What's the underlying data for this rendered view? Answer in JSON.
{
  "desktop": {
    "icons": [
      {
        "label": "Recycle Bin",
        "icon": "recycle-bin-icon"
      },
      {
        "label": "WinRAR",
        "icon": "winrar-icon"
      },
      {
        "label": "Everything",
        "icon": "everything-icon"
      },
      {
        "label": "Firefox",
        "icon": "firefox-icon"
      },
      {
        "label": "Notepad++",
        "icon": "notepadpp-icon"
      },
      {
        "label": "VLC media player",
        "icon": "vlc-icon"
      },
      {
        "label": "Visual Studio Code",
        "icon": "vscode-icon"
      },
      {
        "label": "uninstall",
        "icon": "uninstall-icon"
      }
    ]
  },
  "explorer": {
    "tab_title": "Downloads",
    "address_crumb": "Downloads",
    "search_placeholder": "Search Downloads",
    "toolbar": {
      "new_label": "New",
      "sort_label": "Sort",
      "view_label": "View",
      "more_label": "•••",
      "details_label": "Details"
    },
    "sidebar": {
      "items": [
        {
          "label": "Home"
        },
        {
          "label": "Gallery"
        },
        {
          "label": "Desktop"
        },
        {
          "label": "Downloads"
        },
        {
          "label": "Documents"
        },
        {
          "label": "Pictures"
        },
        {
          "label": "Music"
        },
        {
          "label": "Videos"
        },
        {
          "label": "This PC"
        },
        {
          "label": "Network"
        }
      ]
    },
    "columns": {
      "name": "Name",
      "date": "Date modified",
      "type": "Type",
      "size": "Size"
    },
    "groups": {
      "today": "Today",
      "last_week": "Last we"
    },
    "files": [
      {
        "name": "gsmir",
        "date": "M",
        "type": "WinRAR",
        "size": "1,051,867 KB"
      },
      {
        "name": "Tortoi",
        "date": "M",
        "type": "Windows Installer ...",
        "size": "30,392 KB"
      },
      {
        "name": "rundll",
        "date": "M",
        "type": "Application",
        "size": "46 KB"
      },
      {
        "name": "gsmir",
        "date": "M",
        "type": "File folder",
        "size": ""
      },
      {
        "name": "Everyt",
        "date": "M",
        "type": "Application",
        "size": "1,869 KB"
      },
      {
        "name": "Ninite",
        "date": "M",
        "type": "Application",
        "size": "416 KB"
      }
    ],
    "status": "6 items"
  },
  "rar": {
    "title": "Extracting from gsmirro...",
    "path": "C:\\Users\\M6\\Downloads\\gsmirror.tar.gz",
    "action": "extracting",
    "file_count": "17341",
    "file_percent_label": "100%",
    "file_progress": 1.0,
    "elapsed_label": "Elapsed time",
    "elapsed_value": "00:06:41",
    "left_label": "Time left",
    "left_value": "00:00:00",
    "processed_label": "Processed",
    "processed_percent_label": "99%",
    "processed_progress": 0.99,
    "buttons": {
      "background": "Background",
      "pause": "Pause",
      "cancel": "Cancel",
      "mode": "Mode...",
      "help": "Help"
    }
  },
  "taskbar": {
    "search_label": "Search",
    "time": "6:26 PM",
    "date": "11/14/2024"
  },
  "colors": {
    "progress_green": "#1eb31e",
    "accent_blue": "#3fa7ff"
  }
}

THE PROBLEM: Repeat every record exactly as written, please.

THE REPLY:
What's the underlying data for this rendered view? Answer in JSON.
{
  "desktop": {
    "icons": [
      {
        "label": "Recycle Bin",
        "icon": "recycle-bin-icon"
      },
      {
        "label": "WinRAR",
        "icon": "winrar-icon"
      },
      {
        "label": "Everything",
        "icon": "everything-icon"
      },
      {
        "label": "Firefox",
        "icon": "firefox-icon"
      },
      {
        "label": "Notepad++",
        "icon": "notepadpp-icon"
      },
      {
        "label": "VLC media player",
        "icon": "vlc-icon"
      },
      {
        "label": "Visual Studio Code",
        "icon": "vscode-icon"
      },
      {
        "label": "uninstall",
        "icon": "uninstall-icon"
      }
    ]
  },
  "explorer": {
    "tab_title": "Downloads",
    "address_crumb": "Downloads",
    "search_placeholder": "Search Downloads",
    "toolbar": {
      "new_label": "New",
      "sort_label": "Sort",
      "view_label": "View",
      "more_label": "•••",
      "details_label": "Details"
    },
    "sidebar": {
      "items": [
        {
          "label": "Home"
        },
        {
          "label": "Gallery"
        },
        {
          "label": "Desktop"
        },
        {
          "label": "Downloads"
        },
        {
          "label": "Documents"
        },
        {
          "label": "Pictures"
        },
        {
          "label": "Music"
        },
        {
          "label": "Videos"
        },
        {
          "label": "This PC"
        },
        {
          "label": "Network"
        }
      ]
    },
    "columns": {
      "name": "Name",
      "date": "Date modified",
      "type": "Type",
      "size": "Size"
    },
    "groups": {
      "today": "Today",
      "last_week": "Last we"
    },
    "files": [
      {
        "name": "gsmir",
        "date": "M",
        "type": "WinRAR",
        "size": "1,051,867 KB"
      },
      {
        "name": "Tortoi",
        "date": "M",
        "type": "Windows Installer ...",
        "size": "30,392 KB"
      },
      {
        "name": "rundll",
        "date": "M",
        "type": "Application",
        "size": "46 KB"
      },
      {
        "name": "gsmir",
        "date": "M",
        "type": "File folder",
        "size": ""
      },
      {
        "name": "Everyt",
        "date": "M",
        "type": "Application",
        "size": "1,869 KB"
      },
      {
        "name": "Ninite",
        "date": "M",
        "type": "Application",
        "size": "416 KB"
      }
    ],
    "status": "6 items"
  },
  "rar": {
    "title": "Extracting from gsmirro...",
    "path": "C:\\Users\\M6\\Downloads\\gsmirror.tar.gz",
    "action": "extracting",
    "file_count": "17341",
    "file_percent_label": "100%",
    "file_progress": 1.0,
    "elapsed_label": "Elapsed time",
    "elapsed_value": "00:06:41",
    "left_label": "Time left",
    "left_value": "00:00:00",
    "processed_label": "Processed",
    "processed_percent_label": "99%",
    "processed_progress": 0.99,
    "buttons": {
      "background": "Background",
      "pause": "Pause",
      "cancel": "Cancel",
      "mode": "Mode...",
      "help": "Help"
    }
  },
  "taskbar": {
    "search_label": "Search",
    "time": "6:26 PM",
    "date": "11/14/2024"
  },
  "colors": {
    "progress_green": "#1eb31e",
    "accent_blue": "#3fa7ff"
  }
}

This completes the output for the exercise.